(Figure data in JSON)
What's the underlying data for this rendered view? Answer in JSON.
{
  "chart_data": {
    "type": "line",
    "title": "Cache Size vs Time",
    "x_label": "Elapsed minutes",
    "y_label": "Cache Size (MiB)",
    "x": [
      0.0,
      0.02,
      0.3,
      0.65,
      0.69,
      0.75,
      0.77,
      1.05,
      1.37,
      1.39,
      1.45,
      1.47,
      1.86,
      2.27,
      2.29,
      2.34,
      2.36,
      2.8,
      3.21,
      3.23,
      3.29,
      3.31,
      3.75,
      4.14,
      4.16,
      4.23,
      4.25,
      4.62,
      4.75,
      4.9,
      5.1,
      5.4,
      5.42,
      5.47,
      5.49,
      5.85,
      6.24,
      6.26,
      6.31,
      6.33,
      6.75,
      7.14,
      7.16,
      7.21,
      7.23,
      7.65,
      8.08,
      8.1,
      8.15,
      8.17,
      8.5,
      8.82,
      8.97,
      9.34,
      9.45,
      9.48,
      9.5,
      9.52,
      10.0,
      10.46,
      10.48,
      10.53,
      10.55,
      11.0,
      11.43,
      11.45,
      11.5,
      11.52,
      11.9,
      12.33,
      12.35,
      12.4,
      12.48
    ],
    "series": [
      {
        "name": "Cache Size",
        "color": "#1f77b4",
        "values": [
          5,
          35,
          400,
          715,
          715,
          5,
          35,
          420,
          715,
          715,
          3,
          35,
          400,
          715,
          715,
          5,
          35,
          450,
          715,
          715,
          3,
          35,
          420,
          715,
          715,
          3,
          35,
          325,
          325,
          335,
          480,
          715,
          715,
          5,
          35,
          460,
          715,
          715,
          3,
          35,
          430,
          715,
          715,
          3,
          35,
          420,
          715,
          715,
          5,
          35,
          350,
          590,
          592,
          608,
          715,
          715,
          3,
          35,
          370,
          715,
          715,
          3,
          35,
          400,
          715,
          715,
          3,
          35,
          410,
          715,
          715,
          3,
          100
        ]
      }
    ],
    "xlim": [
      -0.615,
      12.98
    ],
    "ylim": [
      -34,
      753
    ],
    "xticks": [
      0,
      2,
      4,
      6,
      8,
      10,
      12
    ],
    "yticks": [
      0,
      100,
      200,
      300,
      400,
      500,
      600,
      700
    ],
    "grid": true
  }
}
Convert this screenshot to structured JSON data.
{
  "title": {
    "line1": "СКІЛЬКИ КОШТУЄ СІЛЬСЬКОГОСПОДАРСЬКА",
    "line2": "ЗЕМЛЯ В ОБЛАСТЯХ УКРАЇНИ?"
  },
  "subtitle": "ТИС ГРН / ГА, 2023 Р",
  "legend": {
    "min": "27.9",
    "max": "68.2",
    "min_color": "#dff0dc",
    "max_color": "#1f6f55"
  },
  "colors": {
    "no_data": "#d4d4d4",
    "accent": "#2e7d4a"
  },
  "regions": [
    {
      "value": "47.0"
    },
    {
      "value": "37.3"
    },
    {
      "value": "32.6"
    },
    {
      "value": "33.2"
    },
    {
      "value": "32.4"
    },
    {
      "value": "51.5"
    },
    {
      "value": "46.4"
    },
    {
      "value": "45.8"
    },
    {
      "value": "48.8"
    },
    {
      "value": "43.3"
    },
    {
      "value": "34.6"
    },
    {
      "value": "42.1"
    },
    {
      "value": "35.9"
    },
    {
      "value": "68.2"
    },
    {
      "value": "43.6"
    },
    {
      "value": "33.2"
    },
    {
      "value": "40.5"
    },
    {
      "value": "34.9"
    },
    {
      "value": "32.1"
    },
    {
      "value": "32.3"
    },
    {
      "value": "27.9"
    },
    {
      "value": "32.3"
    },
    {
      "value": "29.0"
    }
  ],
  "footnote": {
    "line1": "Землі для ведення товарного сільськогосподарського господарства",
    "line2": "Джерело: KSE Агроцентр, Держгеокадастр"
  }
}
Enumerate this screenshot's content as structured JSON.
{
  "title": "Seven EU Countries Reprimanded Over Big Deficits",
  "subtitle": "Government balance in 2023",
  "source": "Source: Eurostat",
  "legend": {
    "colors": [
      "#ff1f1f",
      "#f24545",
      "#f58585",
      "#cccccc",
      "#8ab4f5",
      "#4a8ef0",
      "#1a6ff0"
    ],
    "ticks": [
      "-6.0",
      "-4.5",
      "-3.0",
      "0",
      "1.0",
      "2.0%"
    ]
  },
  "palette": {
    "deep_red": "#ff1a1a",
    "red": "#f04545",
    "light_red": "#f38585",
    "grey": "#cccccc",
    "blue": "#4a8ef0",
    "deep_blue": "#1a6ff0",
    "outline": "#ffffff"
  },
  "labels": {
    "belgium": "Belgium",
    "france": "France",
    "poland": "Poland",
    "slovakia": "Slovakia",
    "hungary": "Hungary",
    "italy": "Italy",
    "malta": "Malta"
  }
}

◆ **Task objective**
From the entries above, copy every line containing the word "Size".

◆ **Task solution**
    "title": "Cache Size vs Time",
    "y_label": "Cache Size (MiB)",
        "name": "Cache Size",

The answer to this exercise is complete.